● **WHAT IS BEING ASKED**
Print the entries below word for word; the pictures stay out of your copy.

● **MATERIAL**
● ● ●

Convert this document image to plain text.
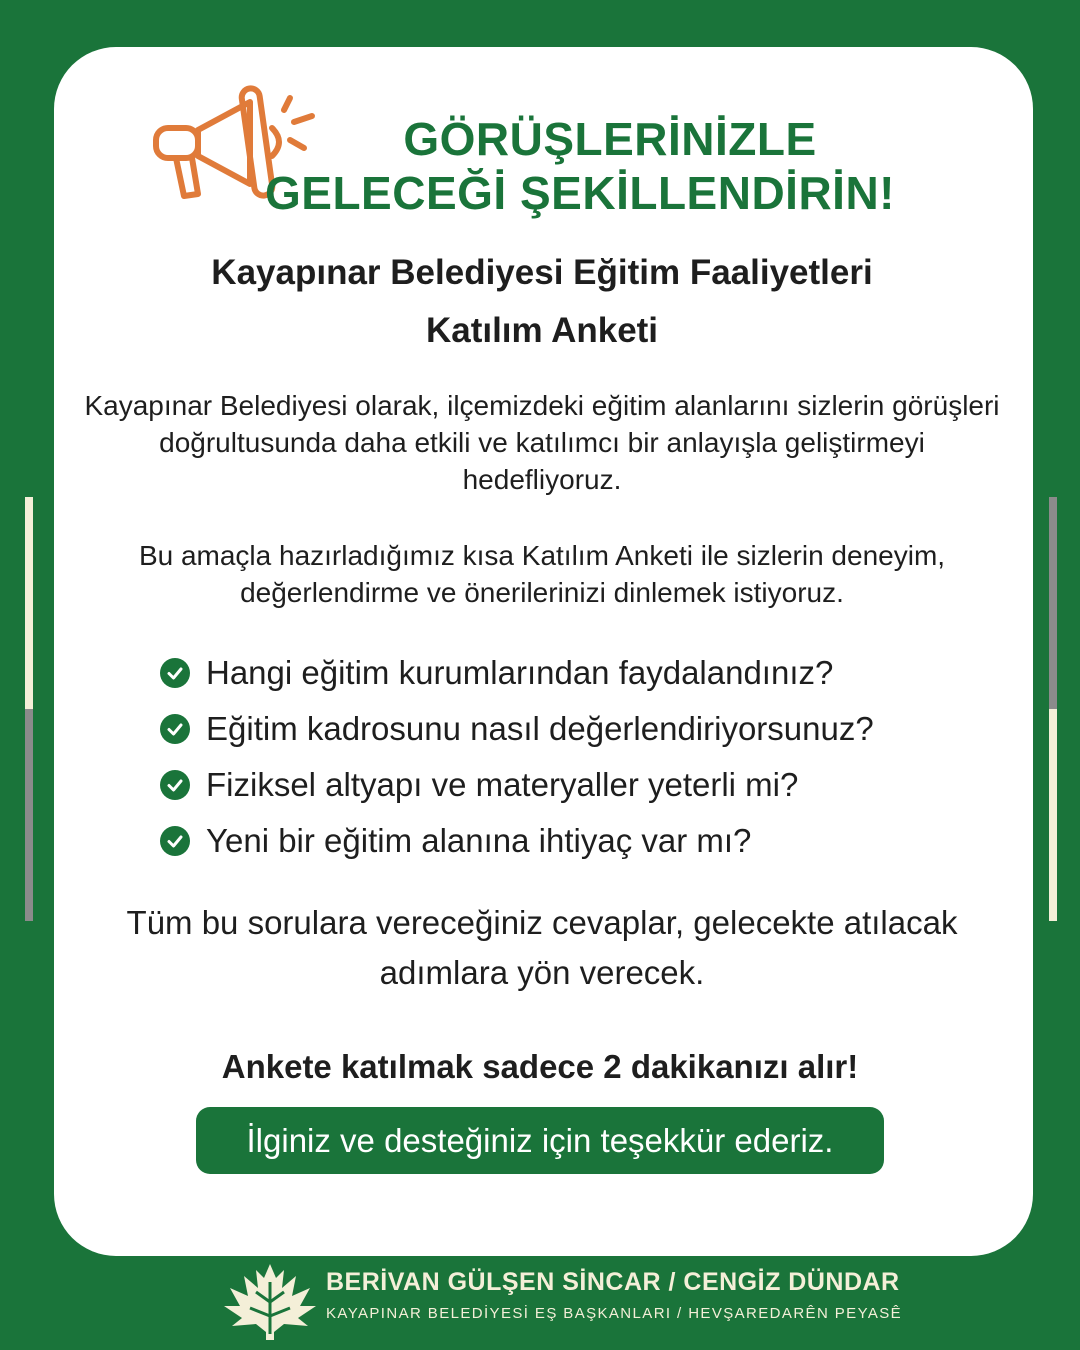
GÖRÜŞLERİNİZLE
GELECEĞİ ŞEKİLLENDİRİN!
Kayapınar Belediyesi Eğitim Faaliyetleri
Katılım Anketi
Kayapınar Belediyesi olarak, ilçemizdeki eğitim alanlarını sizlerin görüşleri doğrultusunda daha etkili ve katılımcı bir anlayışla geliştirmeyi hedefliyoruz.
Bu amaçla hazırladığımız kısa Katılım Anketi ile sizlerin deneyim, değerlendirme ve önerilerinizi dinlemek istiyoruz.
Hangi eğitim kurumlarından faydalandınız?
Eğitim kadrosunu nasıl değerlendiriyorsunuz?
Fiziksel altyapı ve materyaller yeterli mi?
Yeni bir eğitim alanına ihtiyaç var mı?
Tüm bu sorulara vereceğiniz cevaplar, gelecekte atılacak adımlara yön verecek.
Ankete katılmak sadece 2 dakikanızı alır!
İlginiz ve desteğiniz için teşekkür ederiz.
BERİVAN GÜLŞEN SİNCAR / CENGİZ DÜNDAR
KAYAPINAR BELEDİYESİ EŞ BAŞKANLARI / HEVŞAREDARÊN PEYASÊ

● ● ●

● **WORKED ANSWER**
Convert this document image to plain text.
GÖRÜŞLERİNİZLE
GELECEĞİ ŞEKİLLENDİRİN!
Kayapınar Belediyesi Eğitim Faaliyetleri
Katılım Anketi
Kayapınar Belediyesi olarak, ilçemizdeki eğitim alanlarını sizlerin görüşleri doğrultusunda daha etkili ve katılımcı bir anlayışla geliştirmeyi hedefliyoruz.
Bu amaçla hazırladığımız kısa Katılım Anketi ile sizlerin deneyim, değerlendirme ve önerilerinizi dinlemek istiyoruz.
Hangi eğitim kurumlarından faydalandınız?
Eğitim kadrosunu nasıl değerlendiriyorsunuz?
Fiziksel altyapı ve materyaller yeterli mi?
Yeni bir eğitim alanına ihtiyaç var mı?
Tüm bu sorulara vereceğiniz cevaplar, gelecekte atılacak adımlara yön verecek.
Ankete katılmak sadece 2 dakikanızı alır!
İlginiz ve desteğiniz için teşekkür ederiz.
BERİVAN GÜLŞEN SİNCAR / CENGİZ DÜNDAR
KAYAPINAR BELEDİYESİ EŞ BAŞKANLARI / HEVŞAREDARÊN PEYASÊ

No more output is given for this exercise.